(Saved entries)
——

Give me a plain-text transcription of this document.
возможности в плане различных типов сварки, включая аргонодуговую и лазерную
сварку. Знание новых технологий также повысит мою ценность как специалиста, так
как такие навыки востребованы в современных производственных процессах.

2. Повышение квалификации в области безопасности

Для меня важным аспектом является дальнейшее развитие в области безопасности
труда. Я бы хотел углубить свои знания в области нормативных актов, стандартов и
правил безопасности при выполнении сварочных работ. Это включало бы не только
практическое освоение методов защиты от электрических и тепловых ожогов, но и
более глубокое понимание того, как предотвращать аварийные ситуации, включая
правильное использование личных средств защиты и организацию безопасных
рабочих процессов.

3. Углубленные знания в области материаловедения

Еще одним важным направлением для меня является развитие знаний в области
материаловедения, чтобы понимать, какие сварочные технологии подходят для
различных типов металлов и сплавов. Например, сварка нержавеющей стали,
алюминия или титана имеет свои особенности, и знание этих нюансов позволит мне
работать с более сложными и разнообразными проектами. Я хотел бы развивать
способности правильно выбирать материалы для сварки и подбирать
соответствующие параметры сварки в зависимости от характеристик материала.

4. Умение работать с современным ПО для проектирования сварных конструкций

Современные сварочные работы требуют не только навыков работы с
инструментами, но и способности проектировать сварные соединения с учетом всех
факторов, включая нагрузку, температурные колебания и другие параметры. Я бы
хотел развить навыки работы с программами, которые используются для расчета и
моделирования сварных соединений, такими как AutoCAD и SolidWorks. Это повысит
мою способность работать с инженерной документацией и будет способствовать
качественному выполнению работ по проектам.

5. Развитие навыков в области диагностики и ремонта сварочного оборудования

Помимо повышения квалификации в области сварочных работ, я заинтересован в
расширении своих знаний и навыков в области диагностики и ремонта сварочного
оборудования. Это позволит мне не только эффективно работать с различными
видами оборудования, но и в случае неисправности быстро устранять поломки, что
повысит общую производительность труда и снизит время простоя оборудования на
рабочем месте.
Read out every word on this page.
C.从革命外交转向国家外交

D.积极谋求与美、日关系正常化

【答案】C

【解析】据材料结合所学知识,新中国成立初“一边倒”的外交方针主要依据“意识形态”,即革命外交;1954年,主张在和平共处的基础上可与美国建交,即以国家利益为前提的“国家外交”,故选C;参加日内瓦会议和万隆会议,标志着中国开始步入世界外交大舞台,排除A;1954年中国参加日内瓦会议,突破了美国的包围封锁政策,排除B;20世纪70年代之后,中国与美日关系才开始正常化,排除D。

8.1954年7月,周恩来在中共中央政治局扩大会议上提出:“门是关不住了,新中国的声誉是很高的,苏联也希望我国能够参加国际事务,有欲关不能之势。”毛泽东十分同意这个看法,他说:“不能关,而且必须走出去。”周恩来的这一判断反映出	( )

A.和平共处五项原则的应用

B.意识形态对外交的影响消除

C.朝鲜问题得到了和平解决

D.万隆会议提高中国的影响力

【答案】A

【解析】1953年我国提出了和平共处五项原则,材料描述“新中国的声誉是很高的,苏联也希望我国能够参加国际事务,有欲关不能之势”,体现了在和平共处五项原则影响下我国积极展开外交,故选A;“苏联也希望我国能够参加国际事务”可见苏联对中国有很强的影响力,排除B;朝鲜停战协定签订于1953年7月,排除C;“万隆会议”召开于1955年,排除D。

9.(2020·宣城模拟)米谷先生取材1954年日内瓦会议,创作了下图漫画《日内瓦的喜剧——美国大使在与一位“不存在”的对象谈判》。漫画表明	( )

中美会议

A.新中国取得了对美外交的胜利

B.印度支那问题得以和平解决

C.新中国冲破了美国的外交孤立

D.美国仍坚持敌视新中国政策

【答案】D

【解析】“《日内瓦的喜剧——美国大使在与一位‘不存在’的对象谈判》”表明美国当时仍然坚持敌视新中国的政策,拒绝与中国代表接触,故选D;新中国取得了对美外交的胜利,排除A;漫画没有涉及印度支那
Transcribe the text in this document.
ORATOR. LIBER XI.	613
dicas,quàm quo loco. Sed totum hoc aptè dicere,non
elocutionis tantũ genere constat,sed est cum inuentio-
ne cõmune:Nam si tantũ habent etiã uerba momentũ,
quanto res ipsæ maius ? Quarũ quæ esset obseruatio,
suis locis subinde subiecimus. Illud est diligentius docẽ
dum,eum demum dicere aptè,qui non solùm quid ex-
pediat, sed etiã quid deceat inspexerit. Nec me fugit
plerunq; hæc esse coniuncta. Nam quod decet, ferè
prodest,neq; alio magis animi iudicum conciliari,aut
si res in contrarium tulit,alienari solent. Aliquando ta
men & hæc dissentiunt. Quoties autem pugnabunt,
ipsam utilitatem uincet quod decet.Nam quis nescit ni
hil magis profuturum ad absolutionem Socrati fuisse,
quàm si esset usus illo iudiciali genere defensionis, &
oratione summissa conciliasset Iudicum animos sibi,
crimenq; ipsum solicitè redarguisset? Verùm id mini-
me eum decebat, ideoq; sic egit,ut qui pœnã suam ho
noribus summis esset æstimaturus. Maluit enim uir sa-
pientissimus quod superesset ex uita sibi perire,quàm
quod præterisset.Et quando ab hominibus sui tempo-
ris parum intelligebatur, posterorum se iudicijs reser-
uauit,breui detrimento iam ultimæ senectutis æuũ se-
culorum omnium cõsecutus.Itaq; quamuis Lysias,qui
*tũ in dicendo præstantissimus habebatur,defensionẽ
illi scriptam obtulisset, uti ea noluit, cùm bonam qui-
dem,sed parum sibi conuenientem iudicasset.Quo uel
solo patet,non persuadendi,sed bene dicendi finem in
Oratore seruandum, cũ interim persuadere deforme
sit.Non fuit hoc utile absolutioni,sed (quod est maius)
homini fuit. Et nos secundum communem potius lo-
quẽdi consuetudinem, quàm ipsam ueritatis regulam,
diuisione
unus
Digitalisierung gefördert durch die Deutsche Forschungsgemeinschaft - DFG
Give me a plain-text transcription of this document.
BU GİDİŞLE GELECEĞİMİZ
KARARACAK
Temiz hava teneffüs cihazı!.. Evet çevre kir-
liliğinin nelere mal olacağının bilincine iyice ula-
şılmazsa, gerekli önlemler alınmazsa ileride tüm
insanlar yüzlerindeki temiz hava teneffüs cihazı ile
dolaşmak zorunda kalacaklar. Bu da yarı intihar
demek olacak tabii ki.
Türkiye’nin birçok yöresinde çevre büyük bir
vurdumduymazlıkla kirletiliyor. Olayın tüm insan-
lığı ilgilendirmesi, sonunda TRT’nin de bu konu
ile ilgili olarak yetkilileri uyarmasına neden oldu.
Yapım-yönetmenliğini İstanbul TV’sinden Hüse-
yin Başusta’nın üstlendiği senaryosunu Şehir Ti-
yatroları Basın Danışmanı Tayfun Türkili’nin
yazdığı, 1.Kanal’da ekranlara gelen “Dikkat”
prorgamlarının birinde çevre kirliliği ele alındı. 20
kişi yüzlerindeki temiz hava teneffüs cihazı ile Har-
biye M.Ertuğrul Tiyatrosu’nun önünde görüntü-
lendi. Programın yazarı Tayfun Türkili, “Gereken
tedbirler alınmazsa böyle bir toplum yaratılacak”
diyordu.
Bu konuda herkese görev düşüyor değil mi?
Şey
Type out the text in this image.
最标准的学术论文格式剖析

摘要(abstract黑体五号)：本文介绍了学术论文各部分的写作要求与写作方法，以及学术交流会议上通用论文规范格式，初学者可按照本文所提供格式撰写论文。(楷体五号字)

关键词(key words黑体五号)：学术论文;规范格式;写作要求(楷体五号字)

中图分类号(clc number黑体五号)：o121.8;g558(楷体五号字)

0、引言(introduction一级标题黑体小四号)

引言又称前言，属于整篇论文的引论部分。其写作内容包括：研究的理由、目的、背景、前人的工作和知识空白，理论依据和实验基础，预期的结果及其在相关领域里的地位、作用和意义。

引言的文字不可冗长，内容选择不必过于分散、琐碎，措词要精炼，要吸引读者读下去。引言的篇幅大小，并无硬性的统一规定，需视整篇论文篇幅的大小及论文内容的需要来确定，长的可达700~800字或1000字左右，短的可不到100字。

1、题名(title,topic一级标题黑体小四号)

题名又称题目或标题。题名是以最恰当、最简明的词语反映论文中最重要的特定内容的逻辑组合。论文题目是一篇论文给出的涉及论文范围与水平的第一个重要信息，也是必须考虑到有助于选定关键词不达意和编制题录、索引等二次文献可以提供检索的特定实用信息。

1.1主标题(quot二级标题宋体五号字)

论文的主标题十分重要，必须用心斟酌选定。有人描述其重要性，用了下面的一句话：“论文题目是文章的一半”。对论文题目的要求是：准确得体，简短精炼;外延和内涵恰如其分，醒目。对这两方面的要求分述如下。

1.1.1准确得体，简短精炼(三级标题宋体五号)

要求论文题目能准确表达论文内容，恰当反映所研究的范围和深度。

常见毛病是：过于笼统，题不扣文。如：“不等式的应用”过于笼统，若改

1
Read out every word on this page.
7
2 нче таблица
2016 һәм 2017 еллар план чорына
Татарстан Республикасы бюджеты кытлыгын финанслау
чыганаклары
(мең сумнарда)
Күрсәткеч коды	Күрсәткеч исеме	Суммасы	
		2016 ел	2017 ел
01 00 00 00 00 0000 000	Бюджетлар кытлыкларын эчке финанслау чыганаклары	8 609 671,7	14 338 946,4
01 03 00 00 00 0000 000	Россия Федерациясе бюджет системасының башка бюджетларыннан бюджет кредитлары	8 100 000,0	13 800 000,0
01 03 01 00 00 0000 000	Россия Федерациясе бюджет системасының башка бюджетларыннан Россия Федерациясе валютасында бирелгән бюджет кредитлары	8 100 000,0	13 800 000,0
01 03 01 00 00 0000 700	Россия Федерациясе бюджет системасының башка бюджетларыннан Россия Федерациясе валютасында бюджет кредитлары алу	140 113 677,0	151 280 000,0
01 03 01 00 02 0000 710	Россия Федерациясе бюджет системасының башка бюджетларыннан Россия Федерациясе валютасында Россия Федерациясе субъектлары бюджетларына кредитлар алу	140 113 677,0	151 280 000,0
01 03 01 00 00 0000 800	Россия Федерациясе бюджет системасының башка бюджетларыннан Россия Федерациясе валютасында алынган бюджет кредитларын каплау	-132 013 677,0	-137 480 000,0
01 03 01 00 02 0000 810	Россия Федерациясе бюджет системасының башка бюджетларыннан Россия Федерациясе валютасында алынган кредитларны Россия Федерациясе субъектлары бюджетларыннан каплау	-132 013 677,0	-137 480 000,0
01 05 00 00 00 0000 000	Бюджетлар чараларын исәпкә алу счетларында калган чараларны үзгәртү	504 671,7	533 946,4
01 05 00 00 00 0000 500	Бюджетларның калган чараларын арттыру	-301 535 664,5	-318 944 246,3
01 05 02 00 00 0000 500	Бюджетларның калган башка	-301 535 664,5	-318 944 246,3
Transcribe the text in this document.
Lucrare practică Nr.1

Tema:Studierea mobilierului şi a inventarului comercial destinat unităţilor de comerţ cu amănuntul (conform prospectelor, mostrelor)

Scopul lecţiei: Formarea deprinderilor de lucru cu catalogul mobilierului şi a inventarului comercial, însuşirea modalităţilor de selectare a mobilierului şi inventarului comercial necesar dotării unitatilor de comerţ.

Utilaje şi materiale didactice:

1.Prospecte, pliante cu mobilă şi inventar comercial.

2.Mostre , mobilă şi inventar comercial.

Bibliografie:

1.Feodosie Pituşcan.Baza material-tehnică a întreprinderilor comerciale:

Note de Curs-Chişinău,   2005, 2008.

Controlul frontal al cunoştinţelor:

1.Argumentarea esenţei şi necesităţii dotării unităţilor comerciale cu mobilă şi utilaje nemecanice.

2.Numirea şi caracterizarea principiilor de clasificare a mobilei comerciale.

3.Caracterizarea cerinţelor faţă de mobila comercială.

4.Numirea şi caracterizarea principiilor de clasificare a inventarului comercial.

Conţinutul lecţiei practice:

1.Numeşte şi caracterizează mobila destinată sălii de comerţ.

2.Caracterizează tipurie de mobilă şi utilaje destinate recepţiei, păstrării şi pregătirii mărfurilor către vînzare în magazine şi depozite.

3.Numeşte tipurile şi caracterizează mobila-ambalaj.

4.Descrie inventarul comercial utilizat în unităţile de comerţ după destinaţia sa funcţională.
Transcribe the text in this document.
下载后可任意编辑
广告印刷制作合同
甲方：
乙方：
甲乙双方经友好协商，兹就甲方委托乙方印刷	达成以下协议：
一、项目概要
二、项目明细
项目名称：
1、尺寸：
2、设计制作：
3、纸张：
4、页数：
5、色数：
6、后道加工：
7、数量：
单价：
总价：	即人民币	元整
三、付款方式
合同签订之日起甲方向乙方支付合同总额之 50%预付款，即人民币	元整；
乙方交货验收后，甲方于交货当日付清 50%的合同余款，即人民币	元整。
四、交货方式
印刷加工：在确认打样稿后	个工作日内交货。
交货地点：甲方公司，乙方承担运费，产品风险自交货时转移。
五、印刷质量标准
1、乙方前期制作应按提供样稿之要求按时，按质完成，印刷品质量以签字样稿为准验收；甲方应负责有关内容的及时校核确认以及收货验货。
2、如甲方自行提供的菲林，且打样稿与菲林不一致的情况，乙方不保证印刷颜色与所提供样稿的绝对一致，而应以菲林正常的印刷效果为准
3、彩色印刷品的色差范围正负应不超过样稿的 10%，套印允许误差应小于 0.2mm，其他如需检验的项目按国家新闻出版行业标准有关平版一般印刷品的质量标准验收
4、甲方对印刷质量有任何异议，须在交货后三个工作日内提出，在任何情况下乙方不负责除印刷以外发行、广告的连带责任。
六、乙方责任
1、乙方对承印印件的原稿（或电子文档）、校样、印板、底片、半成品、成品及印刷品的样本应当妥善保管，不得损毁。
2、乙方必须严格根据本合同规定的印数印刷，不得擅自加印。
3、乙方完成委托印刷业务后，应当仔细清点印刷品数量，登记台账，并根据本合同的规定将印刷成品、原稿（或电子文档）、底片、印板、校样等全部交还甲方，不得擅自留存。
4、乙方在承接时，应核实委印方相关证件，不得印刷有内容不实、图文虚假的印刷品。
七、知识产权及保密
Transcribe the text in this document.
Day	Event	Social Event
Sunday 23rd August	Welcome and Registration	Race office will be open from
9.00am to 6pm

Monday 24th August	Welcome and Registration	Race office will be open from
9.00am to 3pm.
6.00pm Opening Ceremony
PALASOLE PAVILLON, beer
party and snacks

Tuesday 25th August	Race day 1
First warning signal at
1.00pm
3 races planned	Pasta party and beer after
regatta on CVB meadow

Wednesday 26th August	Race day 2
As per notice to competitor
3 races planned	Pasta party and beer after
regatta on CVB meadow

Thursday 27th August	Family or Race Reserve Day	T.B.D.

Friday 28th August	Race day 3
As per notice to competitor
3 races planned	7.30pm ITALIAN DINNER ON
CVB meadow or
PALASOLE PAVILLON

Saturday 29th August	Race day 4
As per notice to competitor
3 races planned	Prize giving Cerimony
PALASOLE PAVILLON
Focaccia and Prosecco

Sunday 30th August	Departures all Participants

——

**AIM:** Pick every line with "различных" in it and copy it.

**TASK RESULT:**
возможности в плане различных типов сварки, включая аргонодуговую и лазерную
различных типов металлов и сплавов. Например, сварка нержавеющей стали,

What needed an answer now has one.